▸ Raw data
┌──
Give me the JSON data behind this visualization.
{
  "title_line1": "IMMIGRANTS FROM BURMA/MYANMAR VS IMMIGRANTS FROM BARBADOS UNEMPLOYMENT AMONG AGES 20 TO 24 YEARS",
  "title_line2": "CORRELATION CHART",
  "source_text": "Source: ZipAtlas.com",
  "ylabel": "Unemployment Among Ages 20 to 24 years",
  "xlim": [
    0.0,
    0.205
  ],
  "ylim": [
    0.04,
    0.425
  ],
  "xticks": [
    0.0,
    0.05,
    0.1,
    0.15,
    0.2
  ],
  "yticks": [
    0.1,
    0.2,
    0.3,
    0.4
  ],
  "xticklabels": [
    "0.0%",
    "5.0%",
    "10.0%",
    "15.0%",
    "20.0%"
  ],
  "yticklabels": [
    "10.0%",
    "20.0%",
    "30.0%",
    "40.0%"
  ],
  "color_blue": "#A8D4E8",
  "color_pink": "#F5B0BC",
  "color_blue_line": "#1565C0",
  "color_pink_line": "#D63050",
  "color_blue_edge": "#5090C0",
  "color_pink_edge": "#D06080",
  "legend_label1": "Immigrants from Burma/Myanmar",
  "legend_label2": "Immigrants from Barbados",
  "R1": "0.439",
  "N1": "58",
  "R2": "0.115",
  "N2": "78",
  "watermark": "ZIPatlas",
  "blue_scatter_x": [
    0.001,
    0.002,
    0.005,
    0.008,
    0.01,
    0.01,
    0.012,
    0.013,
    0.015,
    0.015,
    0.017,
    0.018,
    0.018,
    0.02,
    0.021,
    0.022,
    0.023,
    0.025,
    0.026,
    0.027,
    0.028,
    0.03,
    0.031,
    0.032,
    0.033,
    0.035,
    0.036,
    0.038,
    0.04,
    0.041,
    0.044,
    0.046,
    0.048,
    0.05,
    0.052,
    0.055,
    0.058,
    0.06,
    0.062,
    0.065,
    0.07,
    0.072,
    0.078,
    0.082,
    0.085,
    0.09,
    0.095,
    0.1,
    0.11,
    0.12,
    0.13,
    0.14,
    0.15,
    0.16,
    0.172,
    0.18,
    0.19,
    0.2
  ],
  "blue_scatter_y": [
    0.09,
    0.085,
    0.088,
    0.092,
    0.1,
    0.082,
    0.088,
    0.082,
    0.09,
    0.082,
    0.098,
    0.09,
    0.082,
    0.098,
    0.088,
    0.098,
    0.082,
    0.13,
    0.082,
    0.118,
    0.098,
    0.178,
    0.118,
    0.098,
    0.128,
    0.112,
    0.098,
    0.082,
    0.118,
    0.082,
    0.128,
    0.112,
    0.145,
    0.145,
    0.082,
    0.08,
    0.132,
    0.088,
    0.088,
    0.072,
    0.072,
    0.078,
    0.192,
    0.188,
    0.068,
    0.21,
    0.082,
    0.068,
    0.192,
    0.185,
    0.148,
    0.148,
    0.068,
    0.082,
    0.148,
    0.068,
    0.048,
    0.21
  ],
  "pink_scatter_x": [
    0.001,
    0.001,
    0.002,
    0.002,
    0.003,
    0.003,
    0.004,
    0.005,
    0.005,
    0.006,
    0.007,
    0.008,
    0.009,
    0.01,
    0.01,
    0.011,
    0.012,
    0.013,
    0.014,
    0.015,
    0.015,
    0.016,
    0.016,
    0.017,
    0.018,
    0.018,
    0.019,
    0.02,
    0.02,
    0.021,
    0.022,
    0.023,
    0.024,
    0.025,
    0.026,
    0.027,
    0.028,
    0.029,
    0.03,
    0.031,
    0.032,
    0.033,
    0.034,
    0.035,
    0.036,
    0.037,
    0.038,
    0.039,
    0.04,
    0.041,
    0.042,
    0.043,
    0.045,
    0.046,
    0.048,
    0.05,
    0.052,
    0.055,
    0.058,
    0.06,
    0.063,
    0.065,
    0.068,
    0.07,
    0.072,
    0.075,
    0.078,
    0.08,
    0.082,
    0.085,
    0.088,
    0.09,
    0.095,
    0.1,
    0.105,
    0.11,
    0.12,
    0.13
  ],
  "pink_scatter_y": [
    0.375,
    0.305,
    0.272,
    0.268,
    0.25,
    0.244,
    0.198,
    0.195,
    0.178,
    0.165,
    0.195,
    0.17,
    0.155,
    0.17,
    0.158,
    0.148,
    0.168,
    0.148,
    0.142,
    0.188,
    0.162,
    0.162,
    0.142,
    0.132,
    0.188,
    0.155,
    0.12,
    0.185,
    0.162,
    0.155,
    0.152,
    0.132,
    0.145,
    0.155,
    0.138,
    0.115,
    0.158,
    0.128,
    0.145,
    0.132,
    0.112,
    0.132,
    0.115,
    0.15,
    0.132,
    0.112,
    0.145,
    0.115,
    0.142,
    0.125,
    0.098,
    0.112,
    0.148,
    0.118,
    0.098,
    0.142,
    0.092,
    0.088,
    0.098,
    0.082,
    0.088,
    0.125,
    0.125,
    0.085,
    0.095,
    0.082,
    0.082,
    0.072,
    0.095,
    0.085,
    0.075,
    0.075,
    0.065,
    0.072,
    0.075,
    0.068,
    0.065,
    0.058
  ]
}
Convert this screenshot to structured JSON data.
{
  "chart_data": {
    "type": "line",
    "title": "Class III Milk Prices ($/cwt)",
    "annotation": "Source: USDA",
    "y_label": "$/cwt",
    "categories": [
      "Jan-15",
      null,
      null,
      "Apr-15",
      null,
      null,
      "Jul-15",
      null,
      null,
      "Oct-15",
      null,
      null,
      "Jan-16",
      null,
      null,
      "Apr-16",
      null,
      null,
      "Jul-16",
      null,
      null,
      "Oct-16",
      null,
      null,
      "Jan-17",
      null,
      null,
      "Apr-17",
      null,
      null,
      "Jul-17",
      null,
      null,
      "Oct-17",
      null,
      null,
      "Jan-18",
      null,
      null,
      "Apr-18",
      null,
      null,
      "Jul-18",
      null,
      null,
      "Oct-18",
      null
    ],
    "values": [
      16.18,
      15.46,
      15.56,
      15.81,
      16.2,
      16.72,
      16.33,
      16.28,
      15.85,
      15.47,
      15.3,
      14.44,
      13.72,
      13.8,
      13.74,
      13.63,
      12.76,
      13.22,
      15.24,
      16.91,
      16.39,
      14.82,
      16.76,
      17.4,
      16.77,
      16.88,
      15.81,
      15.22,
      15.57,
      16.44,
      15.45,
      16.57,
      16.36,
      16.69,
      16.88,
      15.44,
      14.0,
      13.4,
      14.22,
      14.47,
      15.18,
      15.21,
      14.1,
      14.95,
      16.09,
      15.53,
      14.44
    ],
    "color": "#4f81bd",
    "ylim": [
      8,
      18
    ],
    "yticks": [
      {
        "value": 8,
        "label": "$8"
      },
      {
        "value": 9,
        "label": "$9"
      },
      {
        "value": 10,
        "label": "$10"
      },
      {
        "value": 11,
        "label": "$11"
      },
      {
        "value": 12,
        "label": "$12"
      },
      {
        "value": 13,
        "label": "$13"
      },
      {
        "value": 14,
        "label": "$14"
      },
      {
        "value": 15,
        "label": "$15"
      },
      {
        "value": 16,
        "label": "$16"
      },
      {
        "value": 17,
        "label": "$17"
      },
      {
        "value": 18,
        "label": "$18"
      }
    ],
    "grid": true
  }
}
└──
▸ Given request
Restate all of the entries above precisely.

▸ Output for this task
Give me the JSON data behind this visualization.
{
  "title_line1": "IMMIGRANTS FROM BURMA/MYANMAR VS IMMIGRANTS FROM BARBADOS UNEMPLOYMENT AMONG AGES 20 TO 24 YEARS",
  "title_line2": "CORRELATION CHART",
  "source_text": "Source: ZipAtlas.com",
  "ylabel": "Unemployment Among Ages 20 to 24 years",
  "xlim": [
    0.0,
    0.205
  ],
  "ylim": [
    0.04,
    0.425
  ],
  "xticks": [
    0.0,
    0.05,
    0.1,
    0.15,
    0.2
  ],
  "yticks": [
    0.1,
    0.2,
    0.3,
    0.4
  ],
  "xticklabels": [
    "0.0%",
    "5.0%",
    "10.0%",
    "15.0%",
    "20.0%"
  ],
  "yticklabels": [
    "10.0%",
    "20.0%",
    "30.0%",
    "40.0%"
  ],
  "color_blue": "#A8D4E8",
  "color_pink": "#F5B0BC",
  "color_blue_line": "#1565C0",
  "color_pink_line": "#D63050",
  "color_blue_edge": "#5090C0",
  "color_pink_edge": "#D06080",
  "legend_label1": "Immigrants from Burma/Myanmar",
  "legend_label2": "Immigrants from Barbados",
  "R1": "0.439",
  "N1": "58",
  "R2": "0.115",
  "N2": "78",
  "watermark": "ZIPatlas",
  "blue_scatter_x": [
    0.001,
    0.002,
    0.005,
    0.008,
    0.01,
    0.01,
    0.012,
    0.013,
    0.015,
    0.015,
    0.017,
    0.018,
    0.018,
    0.02,
    0.021,
    0.022,
    0.023,
    0.025,
    0.026,
    0.027,
    0.028,
    0.03,
    0.031,
    0.032,
    0.033,
    0.035,
    0.036,
    0.038,
    0.04,
    0.041,
    0.044,
    0.046,
    0.048,
    0.05,
    0.052,
    0.055,
    0.058,
    0.06,
    0.062,
    0.065,
    0.07,
    0.072,
    0.078,
    0.082,
    0.085,
    0.09,
    0.095,
    0.1,
    0.11,
    0.12,
    0.13,
    0.14,
    0.15,
    0.16,
    0.172,
    0.18,
    0.19,
    0.2
  ],
  "blue_scatter_y": [
    0.09,
    0.085,
    0.088,
    0.092,
    0.1,
    0.082,
    0.088,
    0.082,
    0.09,
    0.082,
    0.098,
    0.09,
    0.082,
    0.098,
    0.088,
    0.098,
    0.082,
    0.13,
    0.082,
    0.118,
    0.098,
    0.178,
    0.118,
    0.098,
    0.128,
    0.112,
    0.098,
    0.082,
    0.118,
    0.082,
    0.128,
    0.112,
    0.145,
    0.145,
    0.082,
    0.08,
    0.132,
    0.088,
    0.088,
    0.072,
    0.072,
    0.078,
    0.192,
    0.188,
    0.068,
    0.21,
    0.082,
    0.068,
    0.192,
    0.185,
    0.148,
    0.148,
    0.068,
    0.082,
    0.148,
    0.068,
    0.048,
    0.21
  ],
  "pink_scatter_x": [
    0.001,
    0.001,
    0.002,
    0.002,
    0.003,
    0.003,
    0.004,
    0.005,
    0.005,
    0.006,
    0.007,
    0.008,
    0.009,
    0.01,
    0.01,
    0.011,
    0.012,
    0.013,
    0.014,
    0.015,
    0.015,
    0.016,
    0.016,
    0.017,
    0.018,
    0.018,
    0.019,
    0.02,
    0.02,
    0.021,
    0.022,
    0.023,
    0.024,
    0.025,
    0.026,
    0.027,
    0.028,
    0.029,
    0.03,
    0.031,
    0.032,
    0.033,
    0.034,
    0.035,
    0.036,
    0.037,
    0.038,
    0.039,
    0.04,
    0.041,
    0.042,
    0.043,
    0.045,
    0.046,
    0.048,
    0.05,
    0.052,
    0.055,
    0.058,
    0.06,
    0.063,
    0.065,
    0.068,
    0.07,
    0.072,
    0.075,
    0.078,
    0.08,
    0.082,
    0.085,
    0.088,
    0.09,
    0.095,
    0.1,
    0.105,
    0.11,
    0.12,
    0.13
  ],
  "pink_scatter_y": [
    0.375,
    0.305,
    0.272,
    0.268,
    0.25,
    0.244,
    0.198,
    0.195,
    0.178,
    0.165,
    0.195,
    0.17,
    0.155,
    0.17,
    0.158,
    0.148,
    0.168,
    0.148,
    0.142,
    0.188,
    0.162,
    0.162,
    0.142,
    0.132,
    0.188,
    0.155,
    0.12,
    0.185,
    0.162,
    0.155,
    0.152,
    0.132,
    0.145,
    0.155,
    0.138,
    0.115,
    0.158,
    0.128,
    0.145,
    0.132,
    0.112,
    0.132,
    0.115,
    0.15,
    0.132,
    0.112,
    0.145,
    0.115,
    0.142,
    0.125,
    0.098,
    0.112,
    0.148,
    0.118,
    0.098,
    0.142,
    0.092,
    0.088,
    0.098,
    0.082,
    0.088,
    0.125,
    0.125,
    0.085,
    0.095,
    0.082,
    0.082,
    0.072,
    0.095,
    0.085,
    0.075,
    0.075,
    0.065,
    0.072,
    0.075,
    0.068,
    0.065,
    0.058
  ]
}
Convert this screenshot to structured JSON data.
{
  "chart_data": {
    "type": "line",
    "title": "Class III Milk Prices ($/cwt)",
    "annotation": "Source: USDA",
    "y_label": "$/cwt",
    "categories": [
      "Jan-15",
      null,
      null,
      "Apr-15",
      null,
      null,
      "Jul-15",
      null,
      null,
      "Oct-15",
      null,
      null,
      "Jan-16",
      null,
      null,
      "Apr-16",
      null,
      null,
      "Jul-16",
      null,
      null,
      "Oct-16",
      null,
      null,
      "Jan-17",
      null,
      null,
      "Apr-17",
      null,
      null,
      "Jul-17",
      null,
      null,
      "Oct-17",
      null,
      null,
      "Jan-18",
      null,
      null,
      "Apr-18",
      null,
      null,
      "Jul-18",
      null,
      null,
      "Oct-18",
      null
    ],
    "values": [
      16.18,
      15.46,
      15.56,
      15.81,
      16.2,
      16.72,
      16.33,
      16.28,
      15.85,
      15.47,
      15.3,
      14.44,
      13.72,
      13.8,
      13.74,
      13.63,
      12.76,
      13.22,
      15.24,
      16.91,
      16.39,
      14.82,
      16.76,
      17.4,
      16.77,
      16.88,
      15.81,
      15.22,
      15.57,
      16.44,
      15.45,
      16.57,
      16.36,
      16.69,
      16.88,
      15.44,
      14.0,
      13.4,
      14.22,
      14.47,
      15.18,
      15.21,
      14.1,
      14.95,
      16.09,
      15.53,
      14.44
    ],
    "color": "#4f81bd",
    "ylim": [
      8,
      18
    ],
    "yticks": [
      {
        "value": 8,
        "label": "$8"
      },
      {
        "value": 9,
        "label": "$9"
      },
      {
        "value": 10,
        "label": "$10"
      },
      {
        "value": 11,
        "label": "$11"
      },
      {
        "value": 12,
        "label": "$12"
      },
      {
        "value": 13,
        "label": "$13"
      },
      {
        "value": 14,
        "label": "$14"
      },
      {
        "value": 15,
        "label": "$15"
      },
      {
        "value": 16,
        "label": "$16"
      },
      {
        "value": 17,
        "label": "$17"
      },
      {
        "value": 18,
        "label": "$18"
      }
    ],
    "grid": true
  }
}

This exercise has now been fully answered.